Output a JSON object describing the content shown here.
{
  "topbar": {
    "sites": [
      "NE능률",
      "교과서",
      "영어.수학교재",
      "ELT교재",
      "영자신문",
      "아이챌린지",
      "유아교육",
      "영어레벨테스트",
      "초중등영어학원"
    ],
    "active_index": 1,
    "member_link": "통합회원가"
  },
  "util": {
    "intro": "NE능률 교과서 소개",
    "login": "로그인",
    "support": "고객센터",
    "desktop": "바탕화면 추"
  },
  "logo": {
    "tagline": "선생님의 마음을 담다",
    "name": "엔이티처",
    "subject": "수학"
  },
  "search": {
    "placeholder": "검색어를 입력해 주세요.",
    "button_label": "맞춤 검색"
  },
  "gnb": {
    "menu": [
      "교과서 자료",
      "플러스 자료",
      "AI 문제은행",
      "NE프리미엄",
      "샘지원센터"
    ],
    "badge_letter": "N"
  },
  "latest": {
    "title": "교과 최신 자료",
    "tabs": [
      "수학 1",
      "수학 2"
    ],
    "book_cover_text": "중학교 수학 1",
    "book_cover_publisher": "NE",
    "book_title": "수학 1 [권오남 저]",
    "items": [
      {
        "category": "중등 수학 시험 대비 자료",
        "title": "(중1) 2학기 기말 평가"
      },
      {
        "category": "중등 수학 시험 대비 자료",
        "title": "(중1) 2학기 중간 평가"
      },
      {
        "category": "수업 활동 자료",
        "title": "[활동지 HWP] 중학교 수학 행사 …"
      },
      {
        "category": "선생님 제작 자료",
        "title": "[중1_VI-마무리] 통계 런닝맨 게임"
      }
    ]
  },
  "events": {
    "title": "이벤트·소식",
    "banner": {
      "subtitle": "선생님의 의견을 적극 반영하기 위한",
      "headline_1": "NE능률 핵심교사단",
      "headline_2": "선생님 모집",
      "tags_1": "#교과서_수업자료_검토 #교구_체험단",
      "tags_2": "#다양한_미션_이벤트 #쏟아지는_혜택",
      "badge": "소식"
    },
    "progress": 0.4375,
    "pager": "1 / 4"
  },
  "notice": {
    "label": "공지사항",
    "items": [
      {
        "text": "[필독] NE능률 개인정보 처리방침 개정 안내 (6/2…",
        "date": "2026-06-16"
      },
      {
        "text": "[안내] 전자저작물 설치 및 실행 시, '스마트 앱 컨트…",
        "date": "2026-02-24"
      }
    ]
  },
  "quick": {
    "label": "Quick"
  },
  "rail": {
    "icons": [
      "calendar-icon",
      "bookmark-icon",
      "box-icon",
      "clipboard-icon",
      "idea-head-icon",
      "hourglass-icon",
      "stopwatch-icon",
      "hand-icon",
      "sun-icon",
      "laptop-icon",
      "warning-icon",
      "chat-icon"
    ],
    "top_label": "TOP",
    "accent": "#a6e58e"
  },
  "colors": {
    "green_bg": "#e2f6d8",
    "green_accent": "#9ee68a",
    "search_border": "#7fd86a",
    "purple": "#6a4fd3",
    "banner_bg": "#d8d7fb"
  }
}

Exercise — Your task is to reproduce all of the records exactly.

Expected output —
Output a JSON object describing the content shown here.
{
  "topbar": {
    "sites": [
      "NE능률",
      "교과서",
      "영어.수학교재",
      "ELT교재",
      "영자신문",
      "아이챌린지",
      "유아교육",
      "영어레벨테스트",
      "초중등영어학원"
    ],
    "active_index": 1,
    "member_link": "통합회원가"
  },
  "util": {
    "intro": "NE능률 교과서 소개",
    "login": "로그인",
    "support": "고객센터",
    "desktop": "바탕화면 추"
  },
  "logo": {
    "tagline": "선생님의 마음을 담다",
    "name": "엔이티처",
    "subject": "수학"
  },
  "search": {
    "placeholder": "검색어를 입력해 주세요.",
    "button_label": "맞춤 검색"
  },
  "gnb": {
    "menu": [
      "교과서 자료",
      "플러스 자료",
      "AI 문제은행",
      "NE프리미엄",
      "샘지원센터"
    ],
    "badge_letter": "N"
  },
  "latest": {
    "title": "교과 최신 자료",
    "tabs": [
      "수학 1",
      "수학 2"
    ],
    "book_cover_text": "중학교 수학 1",
    "book_cover_publisher": "NE",
    "book_title": "수학 1 [권오남 저]",
    "items": [
      {
        "category": "중등 수학 시험 대비 자료",
        "title": "(중1) 2학기 기말 평가"
      },
      {
        "category": "중등 수학 시험 대비 자료",
        "title": "(중1) 2학기 중간 평가"
      },
      {
        "category": "수업 활동 자료",
        "title": "[활동지 HWP] 중학교 수학 행사 …"
      },
      {
        "category": "선생님 제작 자료",
        "title": "[중1_VI-마무리] 통계 런닝맨 게임"
      }
    ]
  },
  "events": {
    "title": "이벤트·소식",
    "banner": {
      "subtitle": "선생님의 의견을 적극 반영하기 위한",
      "headline_1": "NE능률 핵심교사단",
      "headline_2": "선생님 모집",
      "tags_1": "#교과서_수업자료_검토 #교구_체험단",
      "tags_2": "#다양한_미션_이벤트 #쏟아지는_혜택",
      "badge": "소식"
    },
    "progress": 0.4375,
    "pager": "1 / 4"
  },
  "notice": {
    "label": "공지사항",
    "items": [
      {
        "text": "[필독] NE능률 개인정보 처리방침 개정 안내 (6/2…",
        "date": "2026-06-16"
      },
      {
        "text": "[안내] 전자저작물 설치 및 실행 시, '스마트 앱 컨트…",
        "date": "2026-02-24"
      }
    ]
  },
  "quick": {
    "label": "Quick"
  },
  "rail": {
    "icons": [
      "calendar-icon",
      "bookmark-icon",
      "box-icon",
      "clipboard-icon",
      "idea-head-icon",
      "hourglass-icon",
      "stopwatch-icon",
      "hand-icon",
      "sun-icon",
      "laptop-icon",
      "warning-icon",
      "chat-icon"
    ],
    "top_label": "TOP",
    "accent": "#a6e58e"
  },
  "colors": {
    "green_bg": "#e2f6d8",
    "green_accent": "#9ee68a",
    "search_border": "#7fd86a",
    "purple": "#6a4fd3",
    "banner_bg": "#d8d7fb"
  }
}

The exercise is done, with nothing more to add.